What is expected:
Quote every line of the material beneath this one.

Records supplied:
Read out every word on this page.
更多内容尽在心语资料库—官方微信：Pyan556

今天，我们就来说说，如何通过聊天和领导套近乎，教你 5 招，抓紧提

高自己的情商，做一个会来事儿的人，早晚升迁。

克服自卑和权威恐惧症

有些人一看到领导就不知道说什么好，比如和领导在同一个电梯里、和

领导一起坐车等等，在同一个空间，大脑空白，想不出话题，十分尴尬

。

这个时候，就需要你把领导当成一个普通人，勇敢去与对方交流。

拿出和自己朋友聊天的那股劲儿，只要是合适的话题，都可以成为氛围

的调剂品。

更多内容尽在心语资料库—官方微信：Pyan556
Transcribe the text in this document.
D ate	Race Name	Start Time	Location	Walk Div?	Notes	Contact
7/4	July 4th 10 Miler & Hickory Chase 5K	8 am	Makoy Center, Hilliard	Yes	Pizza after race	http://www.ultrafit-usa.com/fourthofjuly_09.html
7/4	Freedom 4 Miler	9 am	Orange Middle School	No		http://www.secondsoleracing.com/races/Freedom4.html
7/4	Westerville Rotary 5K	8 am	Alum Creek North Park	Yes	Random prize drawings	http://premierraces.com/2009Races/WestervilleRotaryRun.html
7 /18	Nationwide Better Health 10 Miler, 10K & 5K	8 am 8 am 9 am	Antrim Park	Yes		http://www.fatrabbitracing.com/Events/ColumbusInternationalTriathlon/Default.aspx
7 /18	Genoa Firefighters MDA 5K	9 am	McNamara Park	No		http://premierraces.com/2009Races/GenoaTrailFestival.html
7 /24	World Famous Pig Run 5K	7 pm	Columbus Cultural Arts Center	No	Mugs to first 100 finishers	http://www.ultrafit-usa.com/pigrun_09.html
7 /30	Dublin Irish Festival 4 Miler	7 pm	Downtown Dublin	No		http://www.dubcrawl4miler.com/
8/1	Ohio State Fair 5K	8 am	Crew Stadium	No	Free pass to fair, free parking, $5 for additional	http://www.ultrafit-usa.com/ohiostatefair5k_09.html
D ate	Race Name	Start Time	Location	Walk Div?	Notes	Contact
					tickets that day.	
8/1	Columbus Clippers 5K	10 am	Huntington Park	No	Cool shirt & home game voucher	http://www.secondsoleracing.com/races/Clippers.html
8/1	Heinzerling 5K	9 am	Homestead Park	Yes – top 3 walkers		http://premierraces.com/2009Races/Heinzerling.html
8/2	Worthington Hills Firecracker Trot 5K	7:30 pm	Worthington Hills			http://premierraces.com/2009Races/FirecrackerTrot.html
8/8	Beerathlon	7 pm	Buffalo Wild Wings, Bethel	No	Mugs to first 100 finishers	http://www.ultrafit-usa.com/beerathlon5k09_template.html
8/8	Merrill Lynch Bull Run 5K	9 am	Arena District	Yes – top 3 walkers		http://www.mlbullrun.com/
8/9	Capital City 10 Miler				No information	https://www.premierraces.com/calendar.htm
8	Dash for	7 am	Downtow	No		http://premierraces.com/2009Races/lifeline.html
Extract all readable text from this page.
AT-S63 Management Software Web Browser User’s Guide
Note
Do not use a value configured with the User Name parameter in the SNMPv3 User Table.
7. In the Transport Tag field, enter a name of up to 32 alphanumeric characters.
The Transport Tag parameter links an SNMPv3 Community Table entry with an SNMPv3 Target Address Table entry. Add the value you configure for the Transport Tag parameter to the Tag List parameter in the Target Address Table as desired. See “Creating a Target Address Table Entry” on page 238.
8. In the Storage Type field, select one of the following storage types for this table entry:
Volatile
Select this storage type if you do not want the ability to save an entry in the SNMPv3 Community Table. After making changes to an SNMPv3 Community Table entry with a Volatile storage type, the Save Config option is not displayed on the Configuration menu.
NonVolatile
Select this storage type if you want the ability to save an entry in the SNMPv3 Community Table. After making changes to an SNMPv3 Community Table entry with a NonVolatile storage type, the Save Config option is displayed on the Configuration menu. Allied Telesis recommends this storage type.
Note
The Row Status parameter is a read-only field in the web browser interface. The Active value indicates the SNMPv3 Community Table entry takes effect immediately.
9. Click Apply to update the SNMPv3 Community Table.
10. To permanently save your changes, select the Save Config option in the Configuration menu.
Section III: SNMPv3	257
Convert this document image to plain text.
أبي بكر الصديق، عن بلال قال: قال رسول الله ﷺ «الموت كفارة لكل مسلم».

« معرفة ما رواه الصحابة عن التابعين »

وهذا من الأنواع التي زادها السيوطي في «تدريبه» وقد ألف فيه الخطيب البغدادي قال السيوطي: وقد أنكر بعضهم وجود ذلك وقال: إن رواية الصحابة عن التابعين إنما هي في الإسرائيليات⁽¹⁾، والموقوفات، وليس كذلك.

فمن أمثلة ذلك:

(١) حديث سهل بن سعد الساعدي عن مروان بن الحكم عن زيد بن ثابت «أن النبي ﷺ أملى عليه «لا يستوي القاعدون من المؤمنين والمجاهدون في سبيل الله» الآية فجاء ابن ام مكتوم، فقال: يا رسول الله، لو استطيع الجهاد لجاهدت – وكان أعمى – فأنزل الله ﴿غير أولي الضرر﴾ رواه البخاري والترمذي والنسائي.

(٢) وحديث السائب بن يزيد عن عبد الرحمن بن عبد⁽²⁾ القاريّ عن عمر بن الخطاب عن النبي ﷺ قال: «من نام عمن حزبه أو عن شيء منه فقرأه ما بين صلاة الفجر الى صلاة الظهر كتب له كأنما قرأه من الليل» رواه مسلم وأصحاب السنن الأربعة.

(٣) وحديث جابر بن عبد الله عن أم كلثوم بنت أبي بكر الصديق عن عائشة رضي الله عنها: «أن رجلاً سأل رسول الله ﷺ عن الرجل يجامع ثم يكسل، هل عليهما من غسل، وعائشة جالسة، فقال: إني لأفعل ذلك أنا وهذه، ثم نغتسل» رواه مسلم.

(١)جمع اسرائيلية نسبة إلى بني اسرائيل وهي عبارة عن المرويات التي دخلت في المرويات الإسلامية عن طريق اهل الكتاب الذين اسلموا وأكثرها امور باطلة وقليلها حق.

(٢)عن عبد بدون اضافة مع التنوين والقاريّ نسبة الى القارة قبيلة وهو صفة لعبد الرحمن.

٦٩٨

Exercise result:
Read out every word on this page.
更多内容尽在心语资料库—官方微信：Pyan556

今天，我们就来说说，如何通过聊天和领导套近乎，教你 5 招，抓紧提

高自己的情商，做一个会来事儿的人，早晚升迁。

克服自卑和权威恐惧症

有些人一看到领导就不知道说什么好，比如和领导在同一个电梯里、和

领导一起坐车等等，在同一个空间，大脑空白，想不出话题，十分尴尬

。

这个时候，就需要你把领导当成一个普通人，勇敢去与对方交流。

拿出和自己朋友聊天的那股劲儿，只要是合适的话题，都可以成为氛围

的调剂品。

更多内容尽在心语资料库—官方微信：Pyan556
Transcribe the text in this document.
D ate	Race Name	Start Time	Location	Walk Div?	Notes	Contact
7/4	July 4th 10 Miler & Hickory Chase 5K	8 am	Makoy Center, Hilliard	Yes	Pizza after race	http://www.ultrafit-usa.com/fourthofjuly_09.html
7/4	Freedom 4 Miler	9 am	Orange Middle School	No		http://www.secondsoleracing.com/races/Freedom4.html
7/4	Westerville Rotary 5K	8 am	Alum Creek North Park	Yes	Random prize drawings	http://premierraces.com/2009Races/WestervilleRotaryRun.html
7 /18	Nationwide Better Health 10 Miler, 10K & 5K	8 am 8 am 9 am	Antrim Park	Yes		http://www.fatrabbitracing.com/Events/ColumbusInternationalTriathlon/Default.aspx
7 /18	Genoa Firefighters MDA 5K	9 am	McNamara Park	No		http://premierraces.com/2009Races/GenoaTrailFestival.html
7 /24	World Famous Pig Run 5K	7 pm	Columbus Cultural Arts Center	No	Mugs to first 100 finishers	http://www.ultrafit-usa.com/pigrun_09.html
7 /30	Dublin Irish Festival 4 Miler	7 pm	Downtown Dublin	No		http://www.dubcrawl4miler.com/
8/1	Ohio State Fair 5K	8 am	Crew Stadium	No	Free pass to fair, free parking, $5 for additional	http://www.ultrafit-usa.com/ohiostatefair5k_09.html
D ate	Race Name	Start Time	Location	Walk Div?	Notes	Contact
					tickets that day.	
8/1	Columbus Clippers 5K	10 am	Huntington Park	No	Cool shirt & home game voucher	http://www.secondsoleracing.com/races/Clippers.html
8/1	Heinzerling 5K	9 am	Homestead Park	Yes – top 3 walkers		http://premierraces.com/2009Races/Heinzerling.html
8/2	Worthington Hills Firecracker Trot 5K	7:30 pm	Worthington Hills			http://premierraces.com/2009Races/FirecrackerTrot.html
8/8	Beerathlon	7 pm	Buffalo Wild Wings, Bethel	No	Mugs to first 100 finishers	http://www.ultrafit-usa.com/beerathlon5k09_template.html
8/8	Merrill Lynch Bull Run 5K	9 am	Arena District	Yes – top 3 walkers		http://www.mlbullrun.com/
8/9	Capital City 10 Miler				No information	https://www.premierraces.com/calendar.htm
8	Dash for	7 am	Downtow	No		http://premierraces.com/2009Races/lifeline.html
Extract all readable text from this page.
AT-S63 Management Software Web Browser User’s Guide
Note
Do not use a value configured with the User Name parameter in the SNMPv3 User Table.
7. In the Transport Tag field, enter a name of up to 32 alphanumeric characters.
The Transport Tag parameter links an SNMPv3 Community Table entry with an SNMPv3 Target Address Table entry. Add the value you configure for the Transport Tag parameter to the Tag List parameter in the Target Address Table as desired. See “Creating a Target Address Table Entry” on page 238.
8. In the Storage Type field, select one of the following storage types for this table entry:
Volatile
Select this storage type if you do not want the ability to save an entry in the SNMPv3 Community Table. After making changes to an SNMPv3 Community Table entry with a Volatile storage type, the Save Config option is not displayed on the Configuration menu.
NonVolatile
Select this storage type if you want the ability to save an entry in the SNMPv3 Community Table. After making changes to an SNMPv3 Community Table entry with a NonVolatile storage type, the Save Config option is displayed on the Configuration menu. Allied Telesis recommends this storage type.
Note
The Row Status parameter is a read-only field in the web browser interface. The Active value indicates the SNMPv3 Community Table entry takes effect immediately.
9. Click Apply to update the SNMPv3 Community Table.
10. To permanently save your changes, select the Save Config option in the Configuration menu.
Section III: SNMPv3	257
Convert this document image to plain text.
أبي بكر الصديق، عن بلال قال: قال رسول الله ﷺ «الموت كفارة لكل مسلم».

« معرفة ما رواه الصحابة عن التابعين »

وهذا من الأنواع التي زادها السيوطي في «تدريبه» وقد ألف فيه الخطيب البغدادي قال السيوطي: وقد أنكر بعضهم وجود ذلك وقال: إن رواية الصحابة عن التابعين إنما هي في الإسرائيليات⁽¹⁾، والموقوفات، وليس كذلك.

فمن أمثلة ذلك:

(١) حديث سهل بن سعد الساعدي عن مروان بن الحكم عن زيد بن ثابت «أن النبي ﷺ أملى عليه «لا يستوي القاعدون من المؤمنين والمجاهدون في سبيل الله» الآية فجاء ابن ام مكتوم، فقال: يا رسول الله، لو استطيع الجهاد لجاهدت – وكان أعمى – فأنزل الله ﴿غير أولي الضرر﴾ رواه البخاري والترمذي والنسائي.

(٢) وحديث السائب بن يزيد عن عبد الرحمن بن عبد⁽²⁾ القاريّ عن عمر بن الخطاب عن النبي ﷺ قال: «من نام عمن حزبه أو عن شيء منه فقرأه ما بين صلاة الفجر الى صلاة الظهر كتب له كأنما قرأه من الليل» رواه مسلم وأصحاب السنن الأربعة.

(٣) وحديث جابر بن عبد الله عن أم كلثوم بنت أبي بكر الصديق عن عائشة رضي الله عنها: «أن رجلاً سأل رسول الله ﷺ عن الرجل يجامع ثم يكسل، هل عليهما من غسل، وعائشة جالسة، فقال: إني لأفعل ذلك أنا وهذه، ثم نغتسل» رواه مسلم.

(١)جمع اسرائيلية نسبة إلى بني اسرائيل وهي عبارة عن المرويات التي دخلت في المرويات الإسلامية عن طريق اهل الكتاب الذين اسلموا وأكثرها امور باطلة وقليلها حق.

(٢)عن عبد بدون اضافة مع التنوين والقاريّ نسبة الى القارة قبيلة وهو صفة لعبد الرحمن.

٦٩٨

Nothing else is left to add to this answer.